### Records
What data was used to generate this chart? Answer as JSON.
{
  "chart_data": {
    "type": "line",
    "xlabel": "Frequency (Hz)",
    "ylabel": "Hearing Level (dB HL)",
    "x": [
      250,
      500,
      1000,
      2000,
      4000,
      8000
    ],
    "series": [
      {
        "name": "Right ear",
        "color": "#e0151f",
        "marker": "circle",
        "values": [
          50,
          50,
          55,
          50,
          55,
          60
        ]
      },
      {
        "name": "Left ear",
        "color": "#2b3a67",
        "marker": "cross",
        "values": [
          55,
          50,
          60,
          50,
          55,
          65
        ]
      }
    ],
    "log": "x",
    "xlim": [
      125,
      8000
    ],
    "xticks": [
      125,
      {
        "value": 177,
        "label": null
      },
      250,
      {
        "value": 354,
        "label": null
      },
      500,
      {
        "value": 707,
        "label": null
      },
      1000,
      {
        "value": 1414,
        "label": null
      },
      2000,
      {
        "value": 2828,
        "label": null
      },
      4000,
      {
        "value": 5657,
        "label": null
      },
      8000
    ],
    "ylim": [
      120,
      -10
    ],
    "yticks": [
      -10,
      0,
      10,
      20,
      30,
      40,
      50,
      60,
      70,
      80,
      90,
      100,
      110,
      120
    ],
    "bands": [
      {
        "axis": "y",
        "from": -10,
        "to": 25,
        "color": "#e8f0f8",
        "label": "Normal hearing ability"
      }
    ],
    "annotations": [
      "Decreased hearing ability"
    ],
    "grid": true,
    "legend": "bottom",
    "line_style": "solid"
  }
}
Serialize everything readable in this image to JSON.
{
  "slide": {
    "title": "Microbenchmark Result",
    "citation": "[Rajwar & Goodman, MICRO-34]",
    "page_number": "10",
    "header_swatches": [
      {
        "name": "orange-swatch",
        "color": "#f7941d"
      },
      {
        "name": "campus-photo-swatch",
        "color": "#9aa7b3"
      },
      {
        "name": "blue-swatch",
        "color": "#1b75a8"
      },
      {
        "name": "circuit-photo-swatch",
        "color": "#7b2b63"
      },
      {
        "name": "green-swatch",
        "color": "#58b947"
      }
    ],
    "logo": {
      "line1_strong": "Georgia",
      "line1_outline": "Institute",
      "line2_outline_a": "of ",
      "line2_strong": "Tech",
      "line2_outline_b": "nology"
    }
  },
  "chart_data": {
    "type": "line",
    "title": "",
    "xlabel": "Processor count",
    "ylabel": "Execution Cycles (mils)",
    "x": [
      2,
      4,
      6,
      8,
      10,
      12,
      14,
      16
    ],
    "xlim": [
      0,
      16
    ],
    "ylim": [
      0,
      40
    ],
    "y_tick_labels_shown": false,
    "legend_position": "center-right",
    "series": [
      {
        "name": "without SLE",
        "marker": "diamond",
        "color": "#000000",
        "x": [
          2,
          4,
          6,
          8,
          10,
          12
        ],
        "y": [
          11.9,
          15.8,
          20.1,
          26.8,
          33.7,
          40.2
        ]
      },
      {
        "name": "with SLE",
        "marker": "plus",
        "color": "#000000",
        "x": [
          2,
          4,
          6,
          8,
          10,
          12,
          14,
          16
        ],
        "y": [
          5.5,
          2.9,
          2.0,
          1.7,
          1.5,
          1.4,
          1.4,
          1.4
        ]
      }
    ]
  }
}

### Exercise aim
Would you reproduce all the entries exactly?

### Written solution
What data was used to generate this chart? Answer as JSON.
{
  "chart_data": {
    "type": "line",
    "xlabel": "Frequency (Hz)",
    "ylabel": "Hearing Level (dB HL)",
    "x": [
      250,
      500,
      1000,
      2000,
      4000,
      8000
    ],
    "series": [
      {
        "name": "Right ear",
        "color": "#e0151f",
        "marker": "circle",
        "values": [
          50,
          50,
          55,
          50,
          55,
          60
        ]
      },
      {
        "name": "Left ear",
        "color": "#2b3a67",
        "marker": "cross",
        "values": [
          55,
          50,
          60,
          50,
          55,
          65
        ]
      }
    ],
    "log": "x",
    "xlim": [
      125,
      8000
    ],
    "xticks": [
      125,
      {
        "value": 177,
        "label": null
      },
      250,
      {
        "value": 354,
        "label": null
      },
      500,
      {
        "value": 707,
        "label": null
      },
      1000,
      {
        "value": 1414,
        "label": null
      },
      2000,
      {
        "value": 2828,
        "label": null
      },
      4000,
      {
        "value": 5657,
        "label": null
      },
      8000
    ],
    "ylim": [
      120,
      -10
    ],
    "yticks": [
      -10,
      0,
      10,
      20,
      30,
      40,
      50,
      60,
      70,
      80,
      90,
      100,
      110,
      120
    ],
    "bands": [
      {
        "axis": "y",
        "from": -10,
        "to": 25,
        "color": "#e8f0f8",
        "label": "Normal hearing ability"
      }
    ],
    "annotations": [
      "Decreased hearing ability"
    ],
    "grid": true,
    "legend": "bottom",
    "line_style": "solid"
  }
}
Serialize everything readable in this image to JSON.
{
  "slide": {
    "title": "Microbenchmark Result",
    "citation": "[Rajwar & Goodman, MICRO-34]",
    "page_number": "10",
    "header_swatches": [
      {
        "name": "orange-swatch",
        "color": "#f7941d"
      },
      {
        "name": "campus-photo-swatch",
        "color": "#9aa7b3"
      },
      {
        "name": "blue-swatch",
        "color": "#1b75a8"
      },
      {
        "name": "circuit-photo-swatch",
        "color": "#7b2b63"
      },
      {
        "name": "green-swatch",
        "color": "#58b947"
      }
    ],
    "logo": {
      "line1_strong": "Georgia",
      "line1_outline": "Institute",
      "line2_outline_a": "of ",
      "line2_strong": "Tech",
      "line2_outline_b": "nology"
    }
  },
  "chart_data": {
    "type": "line",
    "title": "",
    "xlabel": "Processor count",
    "ylabel": "Execution Cycles (mils)",
    "x": [
      2,
      4,
      6,
      8,
      10,
      12,
      14,
      16
    ],
    "xlim": [
      0,
      16
    ],
    "ylim": [
      0,
      40
    ],
    "y_tick_labels_shown": false,
    "legend_position": "center-right",
    "series": [
      {
        "name": "without SLE",
        "marker": "diamond",
        "color": "#000000",
        "x": [
          2,
          4,
          6,
          8,
          10,
          12
        ],
        "y": [
          11.9,
          15.8,
          20.1,
          26.8,
          33.7,
          40.2
        ]
      },
      {
        "name": "with SLE",
        "marker": "plus",
        "color": "#000000",
        "x": [
          2,
          4,
          6,
          8,
          10,
          12,
          14,
          16
        ],
        "y": [
          5.5,
          2.9,
          2.0,
          1.7,
          1.5,
          1.4,
          1.4,
          1.4
        ]
      }
    ]
  }
}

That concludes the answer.